--- START OF RECORDS FOR THIS TASK ---

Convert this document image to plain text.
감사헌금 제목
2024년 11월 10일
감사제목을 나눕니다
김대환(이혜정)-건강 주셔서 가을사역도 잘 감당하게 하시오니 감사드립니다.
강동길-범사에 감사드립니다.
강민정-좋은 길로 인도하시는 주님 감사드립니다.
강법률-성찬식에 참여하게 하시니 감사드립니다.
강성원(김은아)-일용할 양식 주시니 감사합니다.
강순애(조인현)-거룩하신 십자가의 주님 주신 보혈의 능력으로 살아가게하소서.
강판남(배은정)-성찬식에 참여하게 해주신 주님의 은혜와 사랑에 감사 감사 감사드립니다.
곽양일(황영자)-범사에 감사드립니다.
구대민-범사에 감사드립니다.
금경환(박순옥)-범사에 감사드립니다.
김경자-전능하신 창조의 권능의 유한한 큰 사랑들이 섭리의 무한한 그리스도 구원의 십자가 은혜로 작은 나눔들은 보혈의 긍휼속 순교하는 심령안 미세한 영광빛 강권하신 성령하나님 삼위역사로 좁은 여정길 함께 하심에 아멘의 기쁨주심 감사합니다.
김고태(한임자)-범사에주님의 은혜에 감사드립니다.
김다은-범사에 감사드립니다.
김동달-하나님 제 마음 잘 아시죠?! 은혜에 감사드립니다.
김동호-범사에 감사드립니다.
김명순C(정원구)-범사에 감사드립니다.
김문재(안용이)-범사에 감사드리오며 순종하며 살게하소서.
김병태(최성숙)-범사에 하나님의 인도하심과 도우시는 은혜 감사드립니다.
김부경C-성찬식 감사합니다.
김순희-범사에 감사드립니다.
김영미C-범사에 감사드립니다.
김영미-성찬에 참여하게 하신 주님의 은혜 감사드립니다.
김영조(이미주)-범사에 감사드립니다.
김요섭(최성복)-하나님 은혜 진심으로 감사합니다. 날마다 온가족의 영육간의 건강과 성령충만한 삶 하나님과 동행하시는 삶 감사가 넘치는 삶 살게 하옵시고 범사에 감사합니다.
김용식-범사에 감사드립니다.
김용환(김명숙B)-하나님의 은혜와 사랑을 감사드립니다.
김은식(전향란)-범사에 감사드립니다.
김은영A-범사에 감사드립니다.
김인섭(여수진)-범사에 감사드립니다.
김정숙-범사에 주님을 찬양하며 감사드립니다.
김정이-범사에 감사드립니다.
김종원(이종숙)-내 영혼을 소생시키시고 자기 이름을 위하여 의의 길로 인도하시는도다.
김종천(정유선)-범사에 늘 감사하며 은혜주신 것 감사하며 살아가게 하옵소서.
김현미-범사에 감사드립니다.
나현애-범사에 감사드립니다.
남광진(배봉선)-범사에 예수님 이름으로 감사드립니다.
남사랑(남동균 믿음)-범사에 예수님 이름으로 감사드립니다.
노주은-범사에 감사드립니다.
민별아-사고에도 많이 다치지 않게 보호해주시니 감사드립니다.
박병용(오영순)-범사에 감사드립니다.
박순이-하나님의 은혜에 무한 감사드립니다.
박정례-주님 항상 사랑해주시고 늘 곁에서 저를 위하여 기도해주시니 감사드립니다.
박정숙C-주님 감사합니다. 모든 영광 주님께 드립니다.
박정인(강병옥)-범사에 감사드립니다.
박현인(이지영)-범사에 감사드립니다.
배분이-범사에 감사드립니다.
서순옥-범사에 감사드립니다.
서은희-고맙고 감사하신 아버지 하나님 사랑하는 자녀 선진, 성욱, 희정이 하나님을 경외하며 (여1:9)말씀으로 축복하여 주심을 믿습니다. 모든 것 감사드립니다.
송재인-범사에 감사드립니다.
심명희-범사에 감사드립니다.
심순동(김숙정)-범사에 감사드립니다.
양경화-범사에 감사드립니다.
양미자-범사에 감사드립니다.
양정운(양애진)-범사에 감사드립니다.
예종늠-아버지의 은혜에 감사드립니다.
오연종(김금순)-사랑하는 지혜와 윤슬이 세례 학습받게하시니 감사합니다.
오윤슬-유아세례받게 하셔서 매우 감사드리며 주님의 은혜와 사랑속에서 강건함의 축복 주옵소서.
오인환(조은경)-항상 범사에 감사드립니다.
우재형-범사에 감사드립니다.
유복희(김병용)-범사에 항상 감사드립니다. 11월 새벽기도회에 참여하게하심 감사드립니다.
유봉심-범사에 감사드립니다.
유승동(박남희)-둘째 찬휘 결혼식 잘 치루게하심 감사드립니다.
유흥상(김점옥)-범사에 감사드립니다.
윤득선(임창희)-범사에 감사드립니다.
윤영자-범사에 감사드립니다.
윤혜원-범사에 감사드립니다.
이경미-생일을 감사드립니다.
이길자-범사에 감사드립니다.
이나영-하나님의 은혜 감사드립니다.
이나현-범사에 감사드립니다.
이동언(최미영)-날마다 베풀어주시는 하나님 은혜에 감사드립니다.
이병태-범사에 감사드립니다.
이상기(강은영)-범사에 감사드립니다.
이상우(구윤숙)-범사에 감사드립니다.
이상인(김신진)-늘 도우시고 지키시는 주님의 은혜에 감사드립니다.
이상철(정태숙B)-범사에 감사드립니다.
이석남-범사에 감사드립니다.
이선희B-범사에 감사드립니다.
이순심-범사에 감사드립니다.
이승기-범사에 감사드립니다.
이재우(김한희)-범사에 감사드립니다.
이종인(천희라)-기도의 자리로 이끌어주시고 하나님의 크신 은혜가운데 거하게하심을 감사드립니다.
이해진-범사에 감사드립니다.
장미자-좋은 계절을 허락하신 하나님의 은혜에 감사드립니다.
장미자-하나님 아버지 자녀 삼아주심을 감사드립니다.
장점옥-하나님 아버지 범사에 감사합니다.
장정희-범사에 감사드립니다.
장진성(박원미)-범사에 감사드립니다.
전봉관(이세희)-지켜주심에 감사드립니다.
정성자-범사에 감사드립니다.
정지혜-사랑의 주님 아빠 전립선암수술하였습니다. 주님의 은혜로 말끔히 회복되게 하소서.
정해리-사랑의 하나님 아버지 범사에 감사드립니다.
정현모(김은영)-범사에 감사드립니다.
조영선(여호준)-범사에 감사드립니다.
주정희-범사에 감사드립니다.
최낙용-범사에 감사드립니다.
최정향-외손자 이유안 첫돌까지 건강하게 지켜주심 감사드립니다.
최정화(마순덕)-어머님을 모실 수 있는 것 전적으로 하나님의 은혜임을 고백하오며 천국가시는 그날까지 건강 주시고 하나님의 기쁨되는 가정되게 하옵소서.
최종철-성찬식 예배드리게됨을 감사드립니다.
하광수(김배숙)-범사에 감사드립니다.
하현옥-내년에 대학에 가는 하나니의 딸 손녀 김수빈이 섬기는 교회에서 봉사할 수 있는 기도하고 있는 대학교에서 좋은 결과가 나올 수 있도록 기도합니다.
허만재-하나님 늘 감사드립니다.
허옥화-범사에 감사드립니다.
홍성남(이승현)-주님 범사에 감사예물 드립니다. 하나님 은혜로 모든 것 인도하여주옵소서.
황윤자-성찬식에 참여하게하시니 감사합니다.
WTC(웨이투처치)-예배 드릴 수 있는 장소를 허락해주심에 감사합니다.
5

--- END OF RECORDS FOR THIS TASK ---

§ TASK BRIEF
Identify each line of the material where the word "사랑하는" shows up, and copy it.

§ FULL SOLUTION
서은희-고맙고 감사하신 아버지 하나님 사랑하는 자녀 선진, 성욱, 희정이 하나님을 경외하며 (여1:9)말씀으로 축복하여 주심을 믿습니다. 모든 것 감사드립니다.
오연종(김금순)-사랑하는 지혜와 윤슬이 세례 학습받게하시니 감사합니다.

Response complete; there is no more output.